## Work to complete
Your task is to transcribe all of the records exactly and leave out the pictures.

Extracted data entries:

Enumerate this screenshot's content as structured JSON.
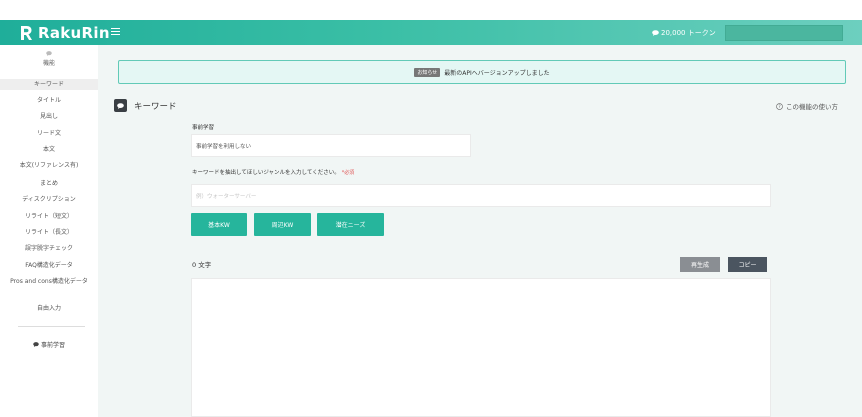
{
  "header": {
    "brand": "RakuRin",
    "tokens": "20,000 トークン",
    "colors": {
      "accent": "#26b59c",
      "accent_light": "#6dcfbf"
    }
  },
  "sidebar": {
    "heading": "機能",
    "items": [
      {
        "label": "キーワード",
        "active": true
      },
      {
        "label": "タイトル"
      },
      {
        "label": "見出し"
      },
      {
        "label": "リード文"
      },
      {
        "label": "本文"
      },
      {
        "label": "本文(リファレンス有)"
      },
      {
        "label": "まとめ"
      },
      {
        "label": "ディスクリプション"
      },
      {
        "label": "リライト（短文）"
      },
      {
        "label": "リライト（長文）"
      },
      {
        "label": "誤字脱字チェック"
      },
      {
        "label": "FAQ構造化データ"
      },
      {
        "label": "Pros and cons構造化データ"
      },
      {
        "label": "自由入力"
      }
    ],
    "dictionary": "事前学習"
  },
  "notice": {
    "badge": "お知らせ",
    "text": "最新のAPIへバージョンアップしました"
  },
  "section": {
    "title": "キーワード",
    "help": "この機能の使い方"
  },
  "form": {
    "pretrain_label": "事前学習",
    "pretrain_value": "事前学習を利用しない",
    "genre_label": "キーワードを抽出してほしいジャンルを入力してください。",
    "required": "*必須",
    "genre_placeholder": "例）ウォーターサーバー"
  },
  "buttons": {
    "basic_kw": "基本KW",
    "related_kw": "周辺KW",
    "latent_needs": "潜在ニーズ",
    "regenerate": "再生成",
    "copy": "コピー"
  },
  "output": {
    "char_count": "0 文字"
  }
}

## Solution below
Enumerate this screenshot's content as structured JSON.
{
  "header": {
    "brand": "RakuRin",
    "tokens": "20,000 トークン",
    "colors": {
      "accent": "#26b59c",
      "accent_light": "#6dcfbf"
    }
  },
  "sidebar": {
    "heading": "機能",
    "items": [
      {
        "label": "キーワード",
        "active": true
      },
      {
        "label": "タイトル"
      },
      {
        "label": "見出し"
      },
      {
        "label": "リード文"
      },
      {
        "label": "本文"
      },
      {
        "label": "本文(リファレンス有)"
      },
      {
        "label": "まとめ"
      },
      {
        "label": "ディスクリプション"
      },
      {
        "label": "リライト（短文）"
      },
      {
        "label": "リライト（長文）"
      },
      {
        "label": "誤字脱字チェック"
      },
      {
        "label": "FAQ構造化データ"
      },
      {
        "label": "Pros and cons構造化データ"
      },
      {
        "label": "自由入力"
      }
    ],
    "dictionary": "事前学習"
  },
  "notice": {
    "badge": "お知らせ",
    "text": "最新のAPIへバージョンアップしました"
  },
  "section": {
    "title": "キーワード",
    "help": "この機能の使い方"
  },
  "form": {
    "pretrain_label": "事前学習",
    "pretrain_value": "事前学習を利用しない",
    "genre_label": "キーワードを抽出してほしいジャンルを入力してください。",
    "required": "*必須",
    "genre_placeholder": "例）ウォーターサーバー"
  },
  "buttons": {
    "basic_kw": "基本KW",
    "related_kw": "周辺KW",
    "latent_needs": "潜在ニーズ",
    "regenerate": "再生成",
    "copy": "コピー"
  },
  "output": {
    "char_count": "0 文字"
  }
}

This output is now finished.